*Provided material*.
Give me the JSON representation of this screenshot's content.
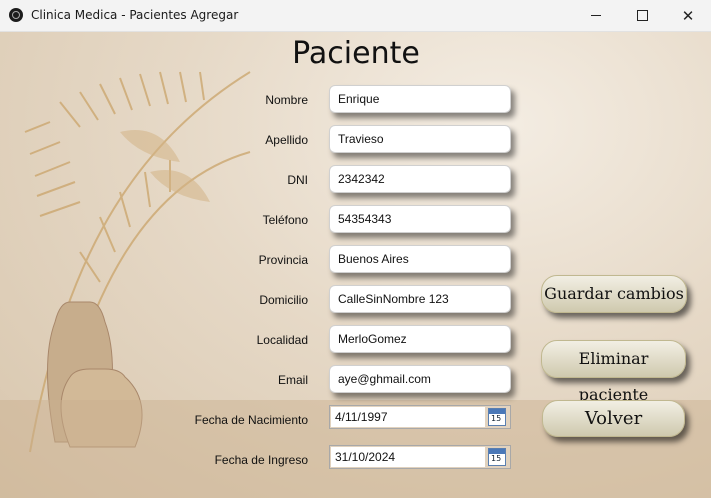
{
  "window": {
    "title": "Clinica Medica - Pacientes Agregar",
    "controls": {
      "minimize": "—",
      "maximize": "☐",
      "close": "✕"
    }
  },
  "heading": "Paciente",
  "fields": [
    {
      "label": "Nombre",
      "value": "Enrique"
    },
    {
      "label": "Apellido",
      "value": "Travieso"
    },
    {
      "label": "DNI",
      "value": "2342342"
    },
    {
      "label": "Teléfono",
      "value": "54354343"
    },
    {
      "label": "Provincia",
      "value": "Buenos Aires"
    },
    {
      "label": "Domicilio",
      "value": "CalleSinNombre 123"
    },
    {
      "label": "Localidad",
      "value": "MerloGomez"
    },
    {
      "label": "Email",
      "value": "aye@ghmail.com"
    }
  ],
  "dates": [
    {
      "label": "Fecha de Nacimiento",
      "value": "4/11/1997",
      "calendar_day": "15"
    },
    {
      "label": "Fecha de Ingreso",
      "value": "31/10/2024",
      "calendar_day": "15"
    }
  ],
  "buttons": {
    "save": "Guardar cambios",
    "delete": "Eliminar paciente",
    "back": "Volver"
  }
}
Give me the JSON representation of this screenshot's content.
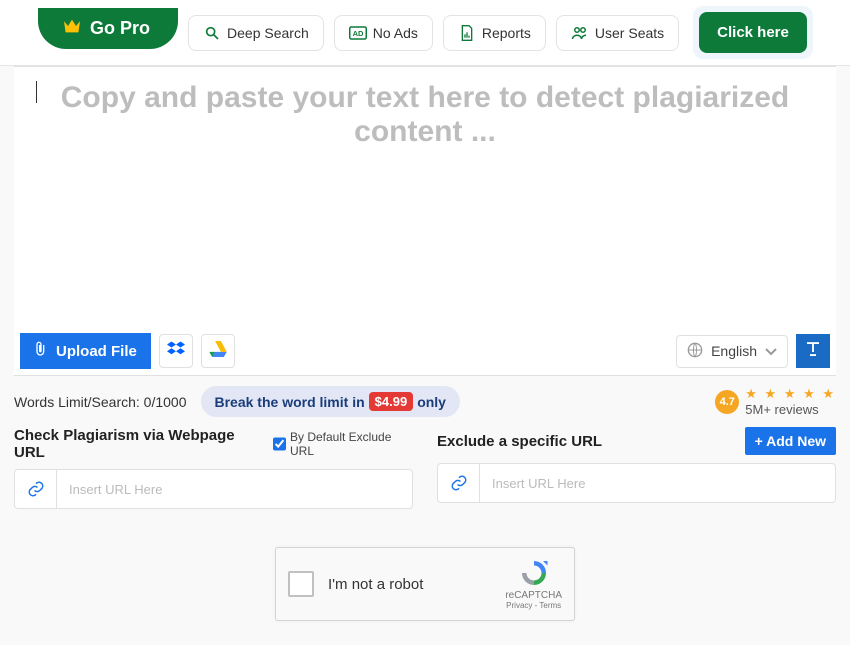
{
  "header": {
    "go_pro_label": "Go Pro",
    "features": {
      "deep_search": "Deep Search",
      "no_ads": "No Ads",
      "reports": "Reports",
      "user_seats": "User Seats"
    },
    "click_here": "Click here"
  },
  "editor": {
    "placeholder": "Copy and paste your text here to detect plagiarized content ..."
  },
  "toolbar": {
    "upload": "Upload File",
    "language": "English"
  },
  "stats": {
    "words_limit_label": "Words Limit/Search: 0/1000",
    "break_limit_prefix": "Break the word limit in",
    "price": "$4.99",
    "break_limit_suffix": "only",
    "rating": "4.7",
    "reviews": "5M+ reviews"
  },
  "url_section": {
    "check_title": "Check Plagiarism via Webpage URL",
    "exclude_checkbox_label": "By Default Exclude URL",
    "exclude_title": "Exclude a specific URL",
    "add_new": "+ Add New",
    "url_placeholder": "Insert URL Here"
  },
  "captcha": {
    "label": "I'm not a robot",
    "brand": "reCAPTCHA",
    "legal": "Privacy - Terms"
  }
}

*What the task asks*. Select every line of the records holding the string "Fecha".

*Solution to this exercise*.
      "label": "Fecha de Nacimiento",
      "label": "Fecha de Ingreso",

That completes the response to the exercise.